§ **Material supplied**
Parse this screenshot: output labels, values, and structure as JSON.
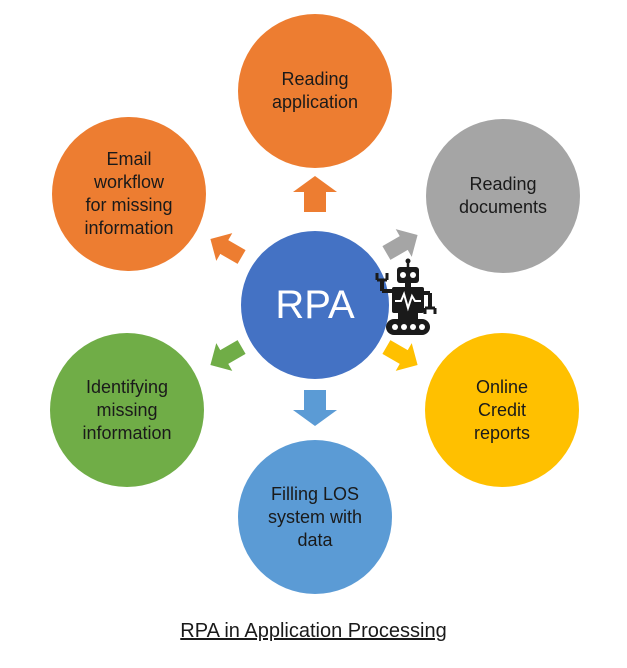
{
  "center": {
    "label": "RPA",
    "color": "#4472C4"
  },
  "nodes": [
    {
      "id": "reading-application",
      "label": "Reading\napplication",
      "color": "#ED7D31"
    },
    {
      "id": "reading-documents",
      "label": "Reading\ndocuments",
      "color": "#A5A5A5"
    },
    {
      "id": "online-credit-reports",
      "label": "Online\nCredit\nreports",
      "color": "#FFC000"
    },
    {
      "id": "filling-los",
      "label": "Filling LOS\nsystem with\ndata",
      "color": "#5B9BD5"
    },
    {
      "id": "identifying-missing",
      "label": "Identifying\nmissing\ninformation",
      "color": "#70AD47"
    },
    {
      "id": "email-workflow",
      "label": "Email\nworkflow\nfor missing\ninformation",
      "color": "#ED7D31"
    }
  ],
  "caption": "RPA in Application Processing",
  "icons": [
    "robot-icon"
  ]
}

§ **What the task asks**
Quote the records above exactly, leaving out any pictures.

§ **In response**
Parse this screenshot: output labels, values, and structure as JSON.
{
  "center": {
    "label": "RPA",
    "color": "#4472C4"
  },
  "nodes": [
    {
      "id": "reading-application",
      "label": "Reading\napplication",
      "color": "#ED7D31"
    },
    {
      "id": "reading-documents",
      "label": "Reading\ndocuments",
      "color": "#A5A5A5"
    },
    {
      "id": "online-credit-reports",
      "label": "Online\nCredit\nreports",
      "color": "#FFC000"
    },
    {
      "id": "filling-los",
      "label": "Filling LOS\nsystem with\ndata",
      "color": "#5B9BD5"
    },
    {
      "id": "identifying-missing",
      "label": "Identifying\nmissing\ninformation",
      "color": "#70AD47"
    },
    {
      "id": "email-workflow",
      "label": "Email\nworkflow\nfor missing\ninformation",
      "color": "#ED7D31"
    }
  ],
  "caption": "RPA in Application Processing",
  "icons": [
    "robot-icon"
  ]
}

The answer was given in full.